> [WHAT YOU HAVE TO DO] The entries below should be output exactly as written.

[Items listed in a dataset]
##########
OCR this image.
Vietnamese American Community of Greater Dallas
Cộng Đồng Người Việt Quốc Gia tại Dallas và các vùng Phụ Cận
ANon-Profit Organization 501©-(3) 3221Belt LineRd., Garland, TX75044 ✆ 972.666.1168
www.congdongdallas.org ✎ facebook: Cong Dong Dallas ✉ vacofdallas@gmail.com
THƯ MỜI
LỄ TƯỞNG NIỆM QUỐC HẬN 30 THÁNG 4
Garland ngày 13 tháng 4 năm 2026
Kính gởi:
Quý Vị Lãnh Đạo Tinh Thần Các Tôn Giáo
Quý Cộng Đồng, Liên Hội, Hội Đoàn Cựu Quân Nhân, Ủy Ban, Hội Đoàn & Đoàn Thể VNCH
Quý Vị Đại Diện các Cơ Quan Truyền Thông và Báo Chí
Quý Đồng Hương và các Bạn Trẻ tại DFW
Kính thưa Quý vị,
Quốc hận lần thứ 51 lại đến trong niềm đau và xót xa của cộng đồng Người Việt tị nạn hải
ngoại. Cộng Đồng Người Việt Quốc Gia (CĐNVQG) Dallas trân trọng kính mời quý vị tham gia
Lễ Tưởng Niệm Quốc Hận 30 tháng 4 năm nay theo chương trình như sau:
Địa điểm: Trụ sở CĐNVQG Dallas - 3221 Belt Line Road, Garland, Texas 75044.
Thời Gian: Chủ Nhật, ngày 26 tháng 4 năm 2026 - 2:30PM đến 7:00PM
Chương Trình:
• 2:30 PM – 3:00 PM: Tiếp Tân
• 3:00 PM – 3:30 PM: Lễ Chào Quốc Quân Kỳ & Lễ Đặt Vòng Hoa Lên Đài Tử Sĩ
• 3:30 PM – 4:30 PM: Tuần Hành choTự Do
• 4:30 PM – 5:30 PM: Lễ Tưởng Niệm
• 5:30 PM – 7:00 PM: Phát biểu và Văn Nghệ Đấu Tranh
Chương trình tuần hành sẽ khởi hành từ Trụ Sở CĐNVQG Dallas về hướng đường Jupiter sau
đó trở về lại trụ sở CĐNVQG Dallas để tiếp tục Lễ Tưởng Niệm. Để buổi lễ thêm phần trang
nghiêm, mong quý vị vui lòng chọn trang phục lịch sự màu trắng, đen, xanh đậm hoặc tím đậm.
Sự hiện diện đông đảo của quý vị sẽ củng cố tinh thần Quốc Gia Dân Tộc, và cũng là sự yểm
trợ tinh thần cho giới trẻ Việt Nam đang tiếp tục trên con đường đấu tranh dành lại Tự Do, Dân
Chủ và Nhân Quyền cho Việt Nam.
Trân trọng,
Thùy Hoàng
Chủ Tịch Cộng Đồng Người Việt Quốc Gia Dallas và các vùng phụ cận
##########
> [ANSWER IN FULL]
OCR this image.
Vietnamese American Community of Greater Dallas
Cộng Đồng Người Việt Quốc Gia tại Dallas và các vùng Phụ Cận
ANon-Profit Organization 501©-(3) 3221Belt LineRd., Garland, TX75044 ✆ 972.666.1168
www.congdongdallas.org ✎ facebook: Cong Dong Dallas ✉ vacofdallas@gmail.com
THƯ MỜI
LỄ TƯỞNG NIỆM QUỐC HẬN 30 THÁNG 4
Garland ngày 13 tháng 4 năm 2026
Kính gởi:
Quý Vị Lãnh Đạo Tinh Thần Các Tôn Giáo
Quý Cộng Đồng, Liên Hội, Hội Đoàn Cựu Quân Nhân, Ủy Ban, Hội Đoàn & Đoàn Thể VNCH
Quý Vị Đại Diện các Cơ Quan Truyền Thông và Báo Chí
Quý Đồng Hương và các Bạn Trẻ tại DFW
Kính thưa Quý vị,
Quốc hận lần thứ 51 lại đến trong niềm đau và xót xa của cộng đồng Người Việt tị nạn hải
ngoại. Cộng Đồng Người Việt Quốc Gia (CĐNVQG) Dallas trân trọng kính mời quý vị tham gia
Lễ Tưởng Niệm Quốc Hận 30 tháng 4 năm nay theo chương trình như sau:
Địa điểm: Trụ sở CĐNVQG Dallas - 3221 Belt Line Road, Garland, Texas 75044.
Thời Gian: Chủ Nhật, ngày 26 tháng 4 năm 2026 - 2:30PM đến 7:00PM
Chương Trình:
• 2:30 PM – 3:00 PM: Tiếp Tân
• 3:00 PM – 3:30 PM: Lễ Chào Quốc Quân Kỳ & Lễ Đặt Vòng Hoa Lên Đài Tử Sĩ
• 3:30 PM – 4:30 PM: Tuần Hành choTự Do
• 4:30 PM – 5:30 PM: Lễ Tưởng Niệm
• 5:30 PM – 7:00 PM: Phát biểu và Văn Nghệ Đấu Tranh
Chương trình tuần hành sẽ khởi hành từ Trụ Sở CĐNVQG Dallas về hướng đường Jupiter sau
đó trở về lại trụ sở CĐNVQG Dallas để tiếp tục Lễ Tưởng Niệm. Để buổi lễ thêm phần trang
nghiêm, mong quý vị vui lòng chọn trang phục lịch sự màu trắng, đen, xanh đậm hoặc tím đậm.
Sự hiện diện đông đảo của quý vị sẽ củng cố tinh thần Quốc Gia Dân Tộc, và cũng là sự yểm
trợ tinh thần cho giới trẻ Việt Nam đang tiếp tục trên con đường đấu tranh dành lại Tự Do, Dân
Chủ và Nhân Quyền cho Việt Nam.
Trân trọng,
Thùy Hoàng
Chủ Tịch Cộng Đồng Người Việt Quốc Gia Dallas và các vùng phụ cận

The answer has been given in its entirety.